:: SUPPLIED INFORMATION ::
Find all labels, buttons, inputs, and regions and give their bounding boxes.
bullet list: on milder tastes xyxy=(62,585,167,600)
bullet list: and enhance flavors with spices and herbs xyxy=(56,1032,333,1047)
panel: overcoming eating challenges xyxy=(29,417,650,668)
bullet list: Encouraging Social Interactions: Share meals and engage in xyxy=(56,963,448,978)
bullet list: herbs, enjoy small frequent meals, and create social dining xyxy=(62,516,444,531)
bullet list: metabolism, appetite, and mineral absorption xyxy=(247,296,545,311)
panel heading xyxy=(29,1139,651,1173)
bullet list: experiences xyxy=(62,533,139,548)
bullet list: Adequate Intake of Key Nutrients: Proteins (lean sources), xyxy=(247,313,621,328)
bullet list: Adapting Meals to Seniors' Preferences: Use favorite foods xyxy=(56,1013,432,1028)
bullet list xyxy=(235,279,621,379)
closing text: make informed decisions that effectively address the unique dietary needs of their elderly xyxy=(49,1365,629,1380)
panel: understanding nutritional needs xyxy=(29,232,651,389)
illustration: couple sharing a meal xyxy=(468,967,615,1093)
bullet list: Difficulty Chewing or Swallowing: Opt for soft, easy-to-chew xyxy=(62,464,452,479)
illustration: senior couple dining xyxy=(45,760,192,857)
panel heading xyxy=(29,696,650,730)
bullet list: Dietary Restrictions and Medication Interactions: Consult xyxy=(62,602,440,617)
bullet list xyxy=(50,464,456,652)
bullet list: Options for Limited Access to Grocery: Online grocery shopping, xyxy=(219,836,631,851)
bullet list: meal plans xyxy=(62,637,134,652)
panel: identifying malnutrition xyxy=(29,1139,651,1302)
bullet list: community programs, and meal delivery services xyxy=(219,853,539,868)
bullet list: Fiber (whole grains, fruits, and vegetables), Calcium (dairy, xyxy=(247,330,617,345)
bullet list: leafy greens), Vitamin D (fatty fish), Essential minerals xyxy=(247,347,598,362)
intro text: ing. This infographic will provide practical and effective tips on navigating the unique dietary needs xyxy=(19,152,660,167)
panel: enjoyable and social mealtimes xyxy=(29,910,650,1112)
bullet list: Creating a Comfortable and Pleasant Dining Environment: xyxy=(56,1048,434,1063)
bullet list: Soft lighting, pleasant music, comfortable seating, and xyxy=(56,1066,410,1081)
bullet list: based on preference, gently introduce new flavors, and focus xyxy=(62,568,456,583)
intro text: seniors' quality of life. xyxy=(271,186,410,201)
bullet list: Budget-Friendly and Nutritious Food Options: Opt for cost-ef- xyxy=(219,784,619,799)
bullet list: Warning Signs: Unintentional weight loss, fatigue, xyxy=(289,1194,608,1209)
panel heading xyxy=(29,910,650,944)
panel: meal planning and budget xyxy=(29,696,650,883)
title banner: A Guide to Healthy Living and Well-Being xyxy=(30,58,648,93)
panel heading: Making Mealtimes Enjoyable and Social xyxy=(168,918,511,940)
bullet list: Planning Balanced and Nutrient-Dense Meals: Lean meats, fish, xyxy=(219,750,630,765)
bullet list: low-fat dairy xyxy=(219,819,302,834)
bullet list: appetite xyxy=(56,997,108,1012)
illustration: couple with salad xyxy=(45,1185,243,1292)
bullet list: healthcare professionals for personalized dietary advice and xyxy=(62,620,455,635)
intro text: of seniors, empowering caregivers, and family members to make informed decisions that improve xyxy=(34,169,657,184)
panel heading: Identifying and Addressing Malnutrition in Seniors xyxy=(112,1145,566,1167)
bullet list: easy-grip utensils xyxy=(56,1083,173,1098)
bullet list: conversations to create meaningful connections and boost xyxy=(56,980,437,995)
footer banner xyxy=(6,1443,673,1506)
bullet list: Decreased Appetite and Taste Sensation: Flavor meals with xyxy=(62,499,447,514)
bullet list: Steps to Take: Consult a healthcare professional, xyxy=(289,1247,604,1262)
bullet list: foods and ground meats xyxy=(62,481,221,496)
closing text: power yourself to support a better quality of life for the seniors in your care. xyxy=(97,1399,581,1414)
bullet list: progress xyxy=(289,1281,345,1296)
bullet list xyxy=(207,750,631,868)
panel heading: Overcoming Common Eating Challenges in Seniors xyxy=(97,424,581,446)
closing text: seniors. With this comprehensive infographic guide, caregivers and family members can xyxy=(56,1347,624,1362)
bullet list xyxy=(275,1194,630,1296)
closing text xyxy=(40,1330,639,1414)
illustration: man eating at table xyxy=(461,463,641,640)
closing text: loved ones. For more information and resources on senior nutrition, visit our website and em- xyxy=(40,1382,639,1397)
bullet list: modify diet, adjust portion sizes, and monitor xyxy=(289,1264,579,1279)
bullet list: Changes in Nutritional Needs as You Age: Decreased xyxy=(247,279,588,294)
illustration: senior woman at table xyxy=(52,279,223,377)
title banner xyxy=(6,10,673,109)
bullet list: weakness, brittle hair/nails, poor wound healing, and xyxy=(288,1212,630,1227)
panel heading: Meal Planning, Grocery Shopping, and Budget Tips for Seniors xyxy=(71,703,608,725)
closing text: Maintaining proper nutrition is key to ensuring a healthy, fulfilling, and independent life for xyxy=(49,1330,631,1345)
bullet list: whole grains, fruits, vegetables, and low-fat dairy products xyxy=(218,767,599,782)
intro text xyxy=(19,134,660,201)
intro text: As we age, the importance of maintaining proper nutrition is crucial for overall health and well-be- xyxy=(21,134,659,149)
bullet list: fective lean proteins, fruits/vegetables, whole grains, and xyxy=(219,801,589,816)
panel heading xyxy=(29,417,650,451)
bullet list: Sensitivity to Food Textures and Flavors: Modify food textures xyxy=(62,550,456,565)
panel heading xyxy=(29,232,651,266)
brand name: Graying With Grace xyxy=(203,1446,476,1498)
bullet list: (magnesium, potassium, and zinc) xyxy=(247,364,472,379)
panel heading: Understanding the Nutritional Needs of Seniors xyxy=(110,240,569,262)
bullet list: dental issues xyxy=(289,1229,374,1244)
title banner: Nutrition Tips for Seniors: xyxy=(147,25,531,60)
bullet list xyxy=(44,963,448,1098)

:: TASK TO COMPLETE ::
Give the listing again in full, with every line intact.

:: EXERCISE OUTPUT ::
Find all labels, buttons, inputs, and regions and give their bounding boxes.
bullet list: on milder tastes xyxy=(62,585,167,600)
bullet list: and enhance flavors with spices and herbs xyxy=(56,1032,333,1047)
panel: overcoming eating challenges xyxy=(29,417,650,668)
bullet list: Encouraging Social Interactions: Share meals and engage in xyxy=(56,963,448,978)
bullet list: herbs, enjoy small frequent meals, and create social dining xyxy=(62,516,444,531)
bullet list: metabolism, appetite, and mineral absorption xyxy=(247,296,545,311)
panel heading xyxy=(29,1139,651,1173)
bullet list: experiences xyxy=(62,533,139,548)
bullet list: Adequate Intake of Key Nutrients: Proteins (lean sources), xyxy=(247,313,621,328)
bullet list: Adapting Meals to Seniors' Preferences: Use favorite foods xyxy=(56,1013,432,1028)
bullet list xyxy=(235,279,621,379)
closing text: make informed decisions that effectively address the unique dietary needs of their elderly xyxy=(49,1365,629,1380)
panel: understanding nutritional needs xyxy=(29,232,651,389)
illustration: couple sharing a meal xyxy=(468,967,615,1093)
bullet list: Difficulty Chewing or Swallowing: Opt for soft, easy-to-chew xyxy=(62,464,452,479)
illustration: senior couple dining xyxy=(45,760,192,857)
panel heading xyxy=(29,696,650,730)
bullet list: Dietary Restrictions and Medication Interactions: Consult xyxy=(62,602,440,617)
bullet list xyxy=(50,464,456,652)
bullet list: Options for Limited Access to Grocery: Online grocery shopping, xyxy=(219,836,631,851)
bullet list: meal plans xyxy=(62,637,134,652)
panel: identifying malnutrition xyxy=(29,1139,651,1302)
bullet list: community programs, and meal delivery services xyxy=(219,853,539,868)
bullet list: Fiber (whole grains, fruits, and vegetables), Calcium (dairy, xyxy=(247,330,617,345)
bullet list: leafy greens), Vitamin D (fatty fish), Essential minerals xyxy=(247,347,598,362)
intro text: ing. This infographic will provide practical and effective tips on navigating the unique dietary needs xyxy=(19,152,660,167)
panel: enjoyable and social mealtimes xyxy=(29,910,650,1112)
bullet list: Creating a Comfortable and Pleasant Dining Environment: xyxy=(56,1048,434,1063)
bullet list: Soft lighting, pleasant music, comfortable seating, and xyxy=(56,1066,410,1081)
bullet list: based on preference, gently introduce new flavors, and focus xyxy=(62,568,456,583)
intro text: seniors' quality of life. xyxy=(271,186,410,201)
bullet list: Budget-Friendly and Nutritious Food Options: Opt for cost-ef- xyxy=(219,784,619,799)
bullet list: Warning Signs: Unintentional weight loss, fatigue, xyxy=(289,1194,608,1209)
panel heading xyxy=(29,910,650,944)
panel: meal planning and budget xyxy=(29,696,650,883)
title banner: A Guide to Healthy Living and Well-Being xyxy=(30,58,648,93)
panel heading: Making Mealtimes Enjoyable and Social xyxy=(168,918,511,940)
bullet list: Planning Balanced and Nutrient-Dense Meals: Lean meats, fish, xyxy=(219,750,630,765)
bullet list: low-fat dairy xyxy=(219,819,302,834)
bullet list: appetite xyxy=(56,997,108,1012)
illustration: couple with salad xyxy=(45,1185,243,1292)
bullet list: healthcare professionals for personalized dietary advice and xyxy=(62,620,455,635)
intro text: of seniors, empowering caregivers, and family members to make informed decisions that improve xyxy=(34,169,657,184)
panel heading: Identifying and Addressing Malnutrition in Seniors xyxy=(112,1145,566,1167)
bullet list: easy-grip utensils xyxy=(56,1083,173,1098)
bullet list: conversations to create meaningful connections and boost xyxy=(56,980,437,995)
footer banner xyxy=(6,1443,673,1506)
bullet list: Decreased Appetite and Taste Sensation: Flavor meals with xyxy=(62,499,447,514)
bullet list: Steps to Take: Consult a healthcare professional, xyxy=(289,1247,604,1262)
bullet list: foods and ground meats xyxy=(62,481,221,496)
closing text: power yourself to support a better quality of life for the seniors in your care. xyxy=(97,1399,581,1414)
bullet list: progress xyxy=(289,1281,345,1296)
bullet list xyxy=(207,750,631,868)
panel heading: Overcoming Common Eating Challenges in Seniors xyxy=(97,424,581,446)
closing text: seniors. With this comprehensive infographic guide, caregivers and family members can xyxy=(56,1347,624,1362)
bullet list xyxy=(275,1194,630,1296)
closing text xyxy=(40,1330,639,1414)
illustration: man eating at table xyxy=(461,463,641,640)
closing text: loved ones. For more information and resources on senior nutrition, visit our website and em- xyxy=(40,1382,639,1397)
bullet list: modify diet, adjust portion sizes, and monitor xyxy=(289,1264,579,1279)
bullet list: Changes in Nutritional Needs as You Age: Decreased xyxy=(247,279,588,294)
illustration: senior woman at table xyxy=(52,279,223,377)
title banner xyxy=(6,10,673,109)
bullet list: weakness, brittle hair/nails, poor wound healing, and xyxy=(288,1212,630,1227)
panel heading: Meal Planning, Grocery Shopping, and Budget Tips for Seniors xyxy=(71,703,608,725)
closing text: Maintaining proper nutrition is key to ensuring a healthy, fulfilling, and independent life for xyxy=(49,1330,631,1345)
bullet list: whole grains, fruits, vegetables, and low-fat dairy products xyxy=(218,767,599,782)
intro text xyxy=(19,134,660,201)
intro text: As we age, the importance of maintaining proper nutrition is crucial for overall health and well-be- xyxy=(21,134,659,149)
bullet list: fective lean proteins, fruits/vegetables, whole grains, and xyxy=(219,801,589,816)
panel heading xyxy=(29,417,650,451)
bullet list: Sensitivity to Food Textures and Flavors: Modify food textures xyxy=(62,550,456,565)
panel heading xyxy=(29,232,651,266)
brand name: Graying With Grace xyxy=(203,1446,476,1498)
bullet list: (magnesium, potassium, and zinc) xyxy=(247,364,472,379)
panel heading: Understanding the Nutritional Needs of Seniors xyxy=(110,240,569,262)
bullet list: dental issues xyxy=(289,1229,374,1244)
title banner: Nutrition Tips for Seniors: xyxy=(147,25,531,60)
bullet list xyxy=(44,963,448,1098)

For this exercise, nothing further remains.